───── Items ─────

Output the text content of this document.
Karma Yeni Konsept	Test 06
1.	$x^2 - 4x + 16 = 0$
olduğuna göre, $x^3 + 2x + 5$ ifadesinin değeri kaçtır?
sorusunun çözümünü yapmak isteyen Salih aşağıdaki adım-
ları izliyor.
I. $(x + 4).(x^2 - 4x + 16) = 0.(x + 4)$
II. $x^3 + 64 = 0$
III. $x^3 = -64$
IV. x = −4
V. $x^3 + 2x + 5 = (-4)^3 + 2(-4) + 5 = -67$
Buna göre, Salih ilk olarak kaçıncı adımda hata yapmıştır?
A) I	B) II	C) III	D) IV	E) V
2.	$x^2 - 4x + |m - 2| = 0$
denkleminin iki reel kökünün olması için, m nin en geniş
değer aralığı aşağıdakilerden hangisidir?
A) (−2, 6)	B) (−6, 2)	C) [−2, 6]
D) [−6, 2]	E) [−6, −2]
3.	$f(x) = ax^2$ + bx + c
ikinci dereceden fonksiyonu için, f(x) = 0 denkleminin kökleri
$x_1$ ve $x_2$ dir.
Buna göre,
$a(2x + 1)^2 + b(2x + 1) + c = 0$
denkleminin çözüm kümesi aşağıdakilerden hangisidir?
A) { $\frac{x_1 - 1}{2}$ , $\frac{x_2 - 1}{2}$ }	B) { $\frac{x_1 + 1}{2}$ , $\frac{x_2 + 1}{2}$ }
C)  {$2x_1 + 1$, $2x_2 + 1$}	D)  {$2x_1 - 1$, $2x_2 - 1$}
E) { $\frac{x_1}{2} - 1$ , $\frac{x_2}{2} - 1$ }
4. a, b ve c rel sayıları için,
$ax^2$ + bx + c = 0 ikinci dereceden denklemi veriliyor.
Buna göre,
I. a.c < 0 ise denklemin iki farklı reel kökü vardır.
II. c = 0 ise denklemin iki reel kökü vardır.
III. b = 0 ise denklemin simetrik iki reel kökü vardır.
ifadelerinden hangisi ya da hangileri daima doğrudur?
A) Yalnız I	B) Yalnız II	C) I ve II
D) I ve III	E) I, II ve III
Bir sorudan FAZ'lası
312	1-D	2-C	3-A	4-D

─────

→ Exercise requirements
Scan the material for lines with the word "için", and copy each line you find.

→ Solution to this problem
denkleminin iki reel kökünün olması için, m nin en geniş
ikinci dereceden fonksiyonu için, f(x) = 0 denkleminin kökleri
4. a, b ve c rel sayıları için,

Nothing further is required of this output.